┏━━

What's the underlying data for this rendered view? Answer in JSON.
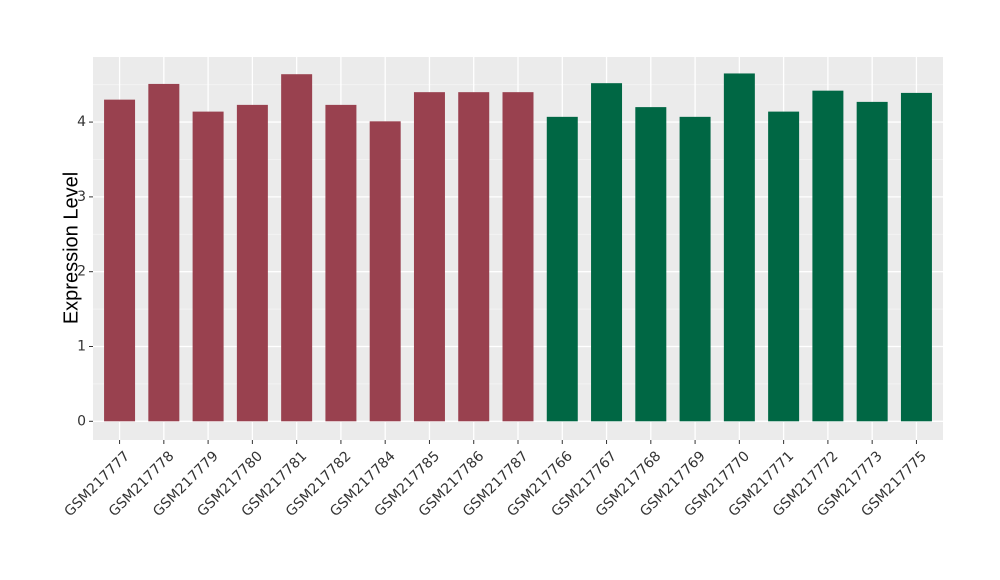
{
  "chart_data": {
    "type": "bar",
    "title": "",
    "xlabel": "",
    "ylabel": "Expression Level",
    "ylim": [
      -0.25,
      4.87
    ],
    "yticks": [
      0,
      1,
      2,
      3,
      4
    ],
    "grid": true,
    "background": "#EBEBEB",
    "categories": [
      "GSM217777",
      "GSM217778",
      "GSM217779",
      "GSM217780",
      "GSM217781",
      "GSM217782",
      "GSM217784",
      "GSM217785",
      "GSM217786",
      "GSM217787",
      "GSM217766",
      "GSM217767",
      "GSM217768",
      "GSM217769",
      "GSM217770",
      "GSM217771",
      "GSM217772",
      "GSM217773",
      "GSM217775"
    ],
    "values": [
      4.3,
      4.51,
      4.14,
      4.23,
      4.64,
      4.23,
      4.01,
      4.4,
      4.4,
      4.4,
      4.07,
      4.52,
      4.2,
      4.07,
      4.65,
      4.14,
      4.42,
      4.27,
      4.39
    ],
    "colors": [
      "#99414F",
      "#99414F",
      "#99414F",
      "#99414F",
      "#99414F",
      "#99414F",
      "#99414F",
      "#99414F",
      "#99414F",
      "#99414F",
      "#006744",
      "#006744",
      "#006744",
      "#006744",
      "#006744",
      "#006744",
      "#006744",
      "#006744",
      "#006744"
    ]
  }
}
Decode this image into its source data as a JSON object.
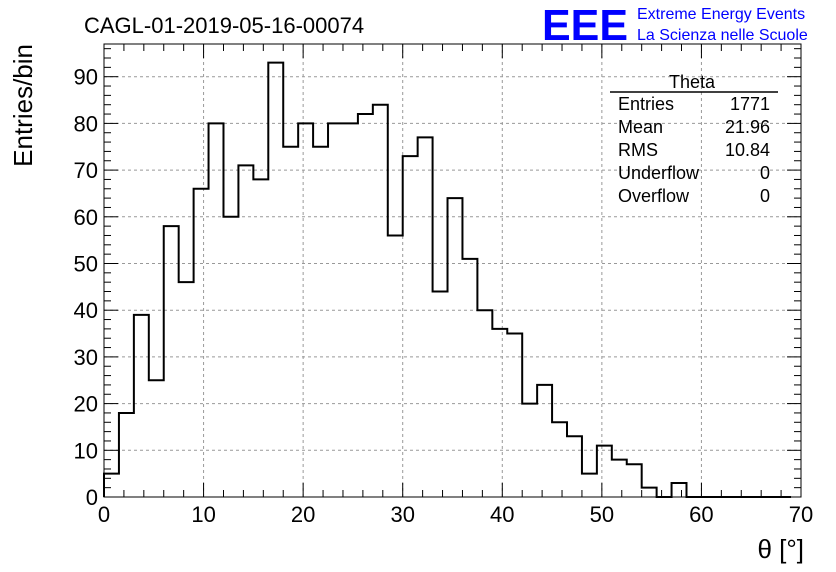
{
  "chart_data": {
    "type": "bar",
    "title": "CAGL-01-2019-05-16-00074",
    "xlabel": "θ [°]",
    "ylabel": "Entries/bin",
    "xlim": [
      0,
      70
    ],
    "ylim": [
      0,
      97
    ],
    "x_ticks": [
      0,
      10,
      20,
      30,
      40,
      50,
      60,
      70
    ],
    "y_ticks": [
      0,
      10,
      20,
      30,
      40,
      50,
      60,
      70,
      80,
      90
    ],
    "grid": true,
    "bin_width": 1.5,
    "bin_edges_start": 0,
    "values": [
      5,
      18,
      39,
      25,
      58,
      46,
      66,
      80,
      60,
      71,
      68,
      93,
      75,
      80,
      75,
      80,
      80,
      82,
      84,
      56,
      73,
      77,
      44,
      64,
      51,
      40,
      36,
      35,
      20,
      24,
      16,
      13,
      5,
      11,
      8,
      7,
      2,
      0,
      3,
      0,
      0,
      0,
      0,
      0,
      0,
      0
    ]
  },
  "stats_box": {
    "name": "Theta",
    "rows": [
      {
        "label": "Entries",
        "value": "1771"
      },
      {
        "label": "Mean",
        "value": "21.96"
      },
      {
        "label": "RMS",
        "value": "10.84"
      },
      {
        "label": "Underflow",
        "value": "0"
      },
      {
        "label": "Overflow",
        "value": "0"
      }
    ]
  },
  "logo": {
    "mark": "EEE",
    "line1": "Extreme Energy Events",
    "line2": "La Scienza nelle Scuole",
    "color": "#0000ff"
  }
}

┗━━

Work to be completed: Every record above must be given again exactly; drop the pictures.

Solution below:
What's the underlying data for this rendered view? Answer in JSON.
{
  "chart_data": {
    "type": "bar",
    "title": "",
    "xlabel": "",
    "ylabel": "Expression Level",
    "ylim": [
      -0.25,
      4.87
    ],
    "yticks": [
      0,
      1,
      2,
      3,
      4
    ],
    "grid": true,
    "background": "#EBEBEB",
    "categories": [
      "GSM217777",
      "GSM217778",
      "GSM217779",
      "GSM217780",
      "GSM217781",
      "GSM217782",
      "GSM217784",
      "GSM217785",
      "GSM217786",
      "GSM217787",
      "GSM217766",
      "GSM217767",
      "GSM217768",
      "GSM217769",
      "GSM217770",
      "GSM217771",
      "GSM217772",
      "GSM217773",
      "GSM217775"
    ],
    "values": [
      4.3,
      4.51,
      4.14,
      4.23,
      4.64,
      4.23,
      4.01,
      4.4,
      4.4,
      4.4,
      4.07,
      4.52,
      4.2,
      4.07,
      4.65,
      4.14,
      4.42,
      4.27,
      4.39
    ],
    "colors": [
      "#99414F",
      "#99414F",
      "#99414F",
      "#99414F",
      "#99414F",
      "#99414F",
      "#99414F",
      "#99414F",
      "#99414F",
      "#99414F",
      "#006744",
      "#006744",
      "#006744",
      "#006744",
      "#006744",
      "#006744",
      "#006744",
      "#006744",
      "#006744"
    ]
  }
}
Decode this image into its source data as a JSON object.
{
  "chart_data": {
    "type": "bar",
    "title": "CAGL-01-2019-05-16-00074",
    "xlabel": "θ [°]",
    "ylabel": "Entries/bin",
    "xlim": [
      0,
      70
    ],
    "ylim": [
      0,
      97
    ],
    "x_ticks": [
      0,
      10,
      20,
      30,
      40,
      50,
      60,
      70
    ],
    "y_ticks": [
      0,
      10,
      20,
      30,
      40,
      50,
      60,
      70,
      80,
      90
    ],
    "grid": true,
    "bin_width": 1.5,
    "bin_edges_start": 0,
    "values": [
      5,
      18,
      39,
      25,
      58,
      46,
      66,
      80,
      60,
      71,
      68,
      93,
      75,
      80,
      75,
      80,
      80,
      82,
      84,
      56,
      73,
      77,
      44,
      64,
      51,
      40,
      36,
      35,
      20,
      24,
      16,
      13,
      5,
      11,
      8,
      7,
      2,
      0,
      3,
      0,
      0,
      0,
      0,
      0,
      0,
      0
    ]
  },
  "stats_box": {
    "name": "Theta",
    "rows": [
      {
        "label": "Entries",
        "value": "1771"
      },
      {
        "label": "Mean",
        "value": "21.96"
      },
      {
        "label": "RMS",
        "value": "10.84"
      },
      {
        "label": "Underflow",
        "value": "0"
      },
      {
        "label": "Overflow",
        "value": "0"
      }
    ]
  },
  "logo": {
    "mark": "EEE",
    "line1": "Extreme Energy Events",
    "line2": "La Scienza nelle Scuole",
    "color": "#0000ff"
  }
}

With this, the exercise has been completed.